__AIM__
Write out all of the entries exactly as given.

__THE DATA__

Begin

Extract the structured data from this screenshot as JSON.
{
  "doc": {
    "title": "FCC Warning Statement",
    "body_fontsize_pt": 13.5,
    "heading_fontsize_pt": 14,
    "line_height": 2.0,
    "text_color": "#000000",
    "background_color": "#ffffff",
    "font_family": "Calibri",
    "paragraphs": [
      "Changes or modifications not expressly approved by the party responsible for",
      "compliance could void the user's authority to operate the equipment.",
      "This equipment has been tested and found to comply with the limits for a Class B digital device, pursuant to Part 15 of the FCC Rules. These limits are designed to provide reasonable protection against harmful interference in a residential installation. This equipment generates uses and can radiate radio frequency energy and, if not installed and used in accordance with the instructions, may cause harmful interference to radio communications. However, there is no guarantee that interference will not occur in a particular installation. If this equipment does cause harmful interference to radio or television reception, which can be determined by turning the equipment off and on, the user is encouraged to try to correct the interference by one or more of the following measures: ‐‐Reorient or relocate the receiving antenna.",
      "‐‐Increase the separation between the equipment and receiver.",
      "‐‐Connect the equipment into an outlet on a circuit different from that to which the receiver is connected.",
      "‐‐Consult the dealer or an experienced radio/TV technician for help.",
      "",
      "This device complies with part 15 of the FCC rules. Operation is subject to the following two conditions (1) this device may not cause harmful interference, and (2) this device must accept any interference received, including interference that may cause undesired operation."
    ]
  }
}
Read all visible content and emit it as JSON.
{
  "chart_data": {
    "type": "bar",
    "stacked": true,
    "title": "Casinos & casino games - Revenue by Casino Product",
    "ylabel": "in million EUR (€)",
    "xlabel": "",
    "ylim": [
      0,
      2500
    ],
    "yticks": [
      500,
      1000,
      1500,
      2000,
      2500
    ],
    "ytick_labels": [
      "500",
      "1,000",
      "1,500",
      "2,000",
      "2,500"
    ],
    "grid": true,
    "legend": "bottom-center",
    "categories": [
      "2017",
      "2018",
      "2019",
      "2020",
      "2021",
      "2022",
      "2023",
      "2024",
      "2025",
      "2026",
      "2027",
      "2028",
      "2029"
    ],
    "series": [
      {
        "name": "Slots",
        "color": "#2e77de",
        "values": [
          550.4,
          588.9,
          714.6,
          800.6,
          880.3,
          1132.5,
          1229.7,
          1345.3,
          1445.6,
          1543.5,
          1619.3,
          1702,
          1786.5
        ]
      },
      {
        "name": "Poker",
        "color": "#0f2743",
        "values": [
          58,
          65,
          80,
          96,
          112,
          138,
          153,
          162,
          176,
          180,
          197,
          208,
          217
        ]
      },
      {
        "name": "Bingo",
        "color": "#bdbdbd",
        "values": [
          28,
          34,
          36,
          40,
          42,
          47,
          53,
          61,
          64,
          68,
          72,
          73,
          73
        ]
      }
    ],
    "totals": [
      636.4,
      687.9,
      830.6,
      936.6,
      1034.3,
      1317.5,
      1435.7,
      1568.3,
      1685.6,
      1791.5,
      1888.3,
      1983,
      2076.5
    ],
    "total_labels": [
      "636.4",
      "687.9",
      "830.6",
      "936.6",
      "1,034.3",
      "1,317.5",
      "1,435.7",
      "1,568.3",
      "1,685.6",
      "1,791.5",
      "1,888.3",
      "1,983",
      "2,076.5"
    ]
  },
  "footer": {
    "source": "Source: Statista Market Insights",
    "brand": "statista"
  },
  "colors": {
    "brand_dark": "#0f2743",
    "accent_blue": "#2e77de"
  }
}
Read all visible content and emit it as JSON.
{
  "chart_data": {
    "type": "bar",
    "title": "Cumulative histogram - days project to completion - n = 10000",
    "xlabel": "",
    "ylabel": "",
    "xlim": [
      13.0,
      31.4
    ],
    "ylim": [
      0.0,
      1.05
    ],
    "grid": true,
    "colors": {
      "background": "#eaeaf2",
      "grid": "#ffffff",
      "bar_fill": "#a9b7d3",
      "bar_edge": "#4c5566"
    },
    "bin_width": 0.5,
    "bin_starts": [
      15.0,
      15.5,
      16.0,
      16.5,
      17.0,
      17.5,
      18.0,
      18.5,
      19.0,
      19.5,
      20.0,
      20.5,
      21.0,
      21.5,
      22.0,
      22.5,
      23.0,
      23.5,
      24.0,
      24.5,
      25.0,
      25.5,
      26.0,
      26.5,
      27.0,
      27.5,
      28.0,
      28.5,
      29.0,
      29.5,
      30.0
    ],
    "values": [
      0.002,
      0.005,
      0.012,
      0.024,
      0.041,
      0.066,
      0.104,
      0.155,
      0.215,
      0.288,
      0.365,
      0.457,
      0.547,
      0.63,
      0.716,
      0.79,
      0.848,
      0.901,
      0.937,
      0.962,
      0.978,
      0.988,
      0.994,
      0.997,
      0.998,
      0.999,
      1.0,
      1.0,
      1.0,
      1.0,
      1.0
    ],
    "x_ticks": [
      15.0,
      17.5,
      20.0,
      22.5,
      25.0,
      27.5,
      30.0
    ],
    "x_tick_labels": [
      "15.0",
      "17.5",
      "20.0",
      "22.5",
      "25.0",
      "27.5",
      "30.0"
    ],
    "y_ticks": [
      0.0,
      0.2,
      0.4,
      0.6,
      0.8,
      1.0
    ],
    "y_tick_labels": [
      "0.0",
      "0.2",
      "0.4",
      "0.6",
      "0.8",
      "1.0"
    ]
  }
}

End

__FINAL RESULT__
Extract the structured data from this screenshot as JSON.
{
  "doc": {
    "title": "FCC Warning Statement",
    "body_fontsize_pt": 13.5,
    "heading_fontsize_pt": 14,
    "line_height": 2.0,
    "text_color": "#000000",
    "background_color": "#ffffff",
    "font_family": "Calibri",
    "paragraphs": [
      "Changes or modifications not expressly approved by the party responsible for",
      "compliance could void the user's authority to operate the equipment.",
      "This equipment has been tested and found to comply with the limits for a Class B digital device, pursuant to Part 15 of the FCC Rules. These limits are designed to provide reasonable protection against harmful interference in a residential installation. This equipment generates uses and can radiate radio frequency energy and, if not installed and used in accordance with the instructions, may cause harmful interference to radio communications. However, there is no guarantee that interference will not occur in a particular installation. If this equipment does cause harmful interference to radio or television reception, which can be determined by turning the equipment off and on, the user is encouraged to try to correct the interference by one or more of the following measures: ‐‐Reorient or relocate the receiving antenna.",
      "‐‐Increase the separation between the equipment and receiver.",
      "‐‐Connect the equipment into an outlet on a circuit different from that to which the receiver is connected.",
      "‐‐Consult the dealer or an experienced radio/TV technician for help.",
      "",
      "This device complies with part 15 of the FCC rules. Operation is subject to the following two conditions (1) this device may not cause harmful interference, and (2) this device must accept any interference received, including interference that may cause undesired operation."
    ]
  }
}
Read all visible content and emit it as JSON.
{
  "chart_data": {
    "type": "bar",
    "stacked": true,
    "title": "Casinos & casino games - Revenue by Casino Product",
    "ylabel": "in million EUR (€)",
    "xlabel": "",
    "ylim": [
      0,
      2500
    ],
    "yticks": [
      500,
      1000,
      1500,
      2000,
      2500
    ],
    "ytick_labels": [
      "500",
      "1,000",
      "1,500",
      "2,000",
      "2,500"
    ],
    "grid": true,
    "legend": "bottom-center",
    "categories": [
      "2017",
      "2018",
      "2019",
      "2020",
      "2021",
      "2022",
      "2023",
      "2024",
      "2025",
      "2026",
      "2027",
      "2028",
      "2029"
    ],
    "series": [
      {
        "name": "Slots",
        "color": "#2e77de",
        "values": [
          550.4,
          588.9,
          714.6,
          800.6,
          880.3,
          1132.5,
          1229.7,
          1345.3,
          1445.6,
          1543.5,
          1619.3,
          1702,
          1786.5
        ]
      },
      {
        "name": "Poker",
        "color": "#0f2743",
        "values": [
          58,
          65,
          80,
          96,
          112,
          138,
          153,
          162,
          176,
          180,
          197,
          208,
          217
        ]
      },
      {
        "name": "Bingo",
        "color": "#bdbdbd",
        "values": [
          28,
          34,
          36,
          40,
          42,
          47,
          53,
          61,
          64,
          68,
          72,
          73,
          73
        ]
      }
    ],
    "totals": [
      636.4,
      687.9,
      830.6,
      936.6,
      1034.3,
      1317.5,
      1435.7,
      1568.3,
      1685.6,
      1791.5,
      1888.3,
      1983,
      2076.5
    ],
    "total_labels": [
      "636.4",
      "687.9",
      "830.6",
      "936.6",
      "1,034.3",
      "1,317.5",
      "1,435.7",
      "1,568.3",
      "1,685.6",
      "1,791.5",
      "1,888.3",
      "1,983",
      "2,076.5"
    ]
  },
  "footer": {
    "source": "Source: Statista Market Insights",
    "brand": "statista"
  },
  "colors": {
    "brand_dark": "#0f2743",
    "accent_blue": "#2e77de"
  }
}
Read all visible content and emit it as JSON.
{
  "chart_data": {
    "type": "bar",
    "title": "Cumulative histogram - days project to completion - n = 10000",
    "xlabel": "",
    "ylabel": "",
    "xlim": [
      13.0,
      31.4
    ],
    "ylim": [
      0.0,
      1.05
    ],
    "grid": true,
    "colors": {
      "background": "#eaeaf2",
      "grid": "#ffffff",
      "bar_fill": "#a9b7d3",
      "bar_edge": "#4c5566"
    },
    "bin_width": 0.5,
    "bin_starts": [
      15.0,
      15.5,
      16.0,
      16.5,
      17.0,
      17.5,
      18.0,
      18.5,
      19.0,
      19.5,
      20.0,
      20.5,
      21.0,
      21.5,
      22.0,
      22.5,
      23.0,
      23.5,
      24.0,
      24.5,
      25.0,
      25.5,
      26.0,
      26.5,
      27.0,
      27.5,
      28.0,
      28.5,
      29.0,
      29.5,
      30.0
    ],
    "values": [
      0.002,
      0.005,
      0.012,
      0.024,
      0.041,
      0.066,
      0.104,
      0.155,
      0.215,
      0.288,
      0.365,
      0.457,
      0.547,
      0.63,
      0.716,
      0.79,
      0.848,
      0.901,
      0.937,
      0.962,
      0.978,
      0.988,
      0.994,
      0.997,
      0.998,
      0.999,
      1.0,
      1.0,
      1.0,
      1.0,
      1.0
    ],
    "x_ticks": [
      15.0,
      17.5,
      20.0,
      22.5,
      25.0,
      27.5,
      30.0
    ],
    "x_tick_labels": [
      "15.0",
      "17.5",
      "20.0",
      "22.5",
      "25.0",
      "27.5",
      "30.0"
    ],
    "y_ticks": [
      0.0,
      0.2,
      0.4,
      0.6,
      0.8,
      1.0
    ],
    "y_tick_labels": [
      "0.0",
      "0.2",
      "0.4",
      "0.6",
      "0.8",
      "1.0"
    ]
  }
}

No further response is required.